[Stored records]
[start]

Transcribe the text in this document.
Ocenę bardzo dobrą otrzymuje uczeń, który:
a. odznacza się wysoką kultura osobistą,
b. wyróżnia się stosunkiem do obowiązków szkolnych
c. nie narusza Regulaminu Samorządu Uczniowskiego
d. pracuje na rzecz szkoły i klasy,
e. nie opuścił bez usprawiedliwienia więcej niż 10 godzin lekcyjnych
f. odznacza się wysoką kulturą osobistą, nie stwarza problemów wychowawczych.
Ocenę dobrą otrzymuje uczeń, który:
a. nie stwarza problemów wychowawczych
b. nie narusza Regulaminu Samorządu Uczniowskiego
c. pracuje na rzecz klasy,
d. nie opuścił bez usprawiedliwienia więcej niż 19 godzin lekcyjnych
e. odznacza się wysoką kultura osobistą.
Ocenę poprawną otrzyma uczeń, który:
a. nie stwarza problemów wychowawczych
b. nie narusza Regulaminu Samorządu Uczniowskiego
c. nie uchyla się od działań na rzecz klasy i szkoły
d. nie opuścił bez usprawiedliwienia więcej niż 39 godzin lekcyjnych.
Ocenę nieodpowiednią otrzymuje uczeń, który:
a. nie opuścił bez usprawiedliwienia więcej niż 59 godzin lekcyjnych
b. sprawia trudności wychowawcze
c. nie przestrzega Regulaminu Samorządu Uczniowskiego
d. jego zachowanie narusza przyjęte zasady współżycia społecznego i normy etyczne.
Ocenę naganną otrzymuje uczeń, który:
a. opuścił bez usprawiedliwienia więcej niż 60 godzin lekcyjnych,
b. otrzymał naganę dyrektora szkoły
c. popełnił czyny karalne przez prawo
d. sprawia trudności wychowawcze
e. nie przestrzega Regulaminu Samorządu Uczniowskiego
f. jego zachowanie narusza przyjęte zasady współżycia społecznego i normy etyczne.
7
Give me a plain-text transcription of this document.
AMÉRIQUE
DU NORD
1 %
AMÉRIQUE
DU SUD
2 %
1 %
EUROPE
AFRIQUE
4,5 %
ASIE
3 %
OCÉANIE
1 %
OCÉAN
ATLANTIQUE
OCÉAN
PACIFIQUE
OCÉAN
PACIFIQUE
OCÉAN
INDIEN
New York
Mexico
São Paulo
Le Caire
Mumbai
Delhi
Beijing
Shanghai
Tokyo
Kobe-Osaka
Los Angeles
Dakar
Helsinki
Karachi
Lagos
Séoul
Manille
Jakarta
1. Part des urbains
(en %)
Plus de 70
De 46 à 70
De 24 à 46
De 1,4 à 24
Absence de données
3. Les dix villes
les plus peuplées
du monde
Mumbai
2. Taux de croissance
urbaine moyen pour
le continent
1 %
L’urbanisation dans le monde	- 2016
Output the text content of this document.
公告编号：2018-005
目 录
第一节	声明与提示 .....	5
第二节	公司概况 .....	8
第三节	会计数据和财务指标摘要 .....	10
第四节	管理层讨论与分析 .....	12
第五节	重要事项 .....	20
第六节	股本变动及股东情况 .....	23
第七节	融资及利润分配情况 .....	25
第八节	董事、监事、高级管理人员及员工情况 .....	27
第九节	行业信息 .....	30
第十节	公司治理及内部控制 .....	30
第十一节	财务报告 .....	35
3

[end]

▶ REQUIREMENTS
Generate an exact reproduction of all entries.

▶ ANSWER TO THIS PROBLEM
Transcribe the text in this document.
Ocenę bardzo dobrą otrzymuje uczeń, który:
a. odznacza się wysoką kultura osobistą,
b. wyróżnia się stosunkiem do obowiązków szkolnych
c. nie narusza Regulaminu Samorządu Uczniowskiego
d. pracuje na rzecz szkoły i klasy,
e. nie opuścił bez usprawiedliwienia więcej niż 10 godzin lekcyjnych
f. odznacza się wysoką kulturą osobistą, nie stwarza problemów wychowawczych.
Ocenę dobrą otrzymuje uczeń, który:
a. nie stwarza problemów wychowawczych
b. nie narusza Regulaminu Samorządu Uczniowskiego
c. pracuje na rzecz klasy,
d. nie opuścił bez usprawiedliwienia więcej niż 19 godzin lekcyjnych
e. odznacza się wysoką kultura osobistą.
Ocenę poprawną otrzyma uczeń, który:
a. nie stwarza problemów wychowawczych
b. nie narusza Regulaminu Samorządu Uczniowskiego
c. nie uchyla się od działań na rzecz klasy i szkoły
d. nie opuścił bez usprawiedliwienia więcej niż 39 godzin lekcyjnych.
Ocenę nieodpowiednią otrzymuje uczeń, który:
a. nie opuścił bez usprawiedliwienia więcej niż 59 godzin lekcyjnych
b. sprawia trudności wychowawcze
c. nie przestrzega Regulaminu Samorządu Uczniowskiego
d. jego zachowanie narusza przyjęte zasady współżycia społecznego i normy etyczne.
Ocenę naganną otrzymuje uczeń, który:
a. opuścił bez usprawiedliwienia więcej niż 60 godzin lekcyjnych,
b. otrzymał naganę dyrektora szkoły
c. popełnił czyny karalne przez prawo
d. sprawia trudności wychowawcze
e. nie przestrzega Regulaminu Samorządu Uczniowskiego
f. jego zachowanie narusza przyjęte zasady współżycia społecznego i normy etyczne.
7
Give me a plain-text transcription of this document.
AMÉRIQUE
DU NORD
1 %
AMÉRIQUE
DU SUD
2 %
1 %
EUROPE
AFRIQUE
4,5 %
ASIE
3 %
OCÉANIE
1 %
OCÉAN
ATLANTIQUE
OCÉAN
PACIFIQUE
OCÉAN
PACIFIQUE
OCÉAN
INDIEN
New York
Mexico
São Paulo
Le Caire
Mumbai
Delhi
Beijing
Shanghai
Tokyo
Kobe-Osaka
Los Angeles
Dakar
Helsinki
Karachi
Lagos
Séoul
Manille
Jakarta
1. Part des urbains
(en %)
Plus de 70
De 46 à 70
De 24 à 46
De 1,4 à 24
Absence de données
3. Les dix villes
les plus peuplées
du monde
Mumbai
2. Taux de croissance
urbaine moyen pour
le continent
1 %
L’urbanisation dans le monde	- 2016
Output the text content of this document.
公告编号：2018-005
目 录
第一节	声明与提示 .....	5
第二节	公司概况 .....	8
第三节	会计数据和财务指标摘要 .....	10
第四节	管理层讨论与分析 .....	12
第五节	重要事项 .....	20
第六节	股本变动及股东情况 .....	23
第七节	融资及利润分配情况 .....	25
第八节	董事、监事、高级管理人员及员工情况 .....	27
第九节	行业信息 .....	30
第十节	公司治理及内部控制 .....	30
第十一节	财务报告 .....	35
3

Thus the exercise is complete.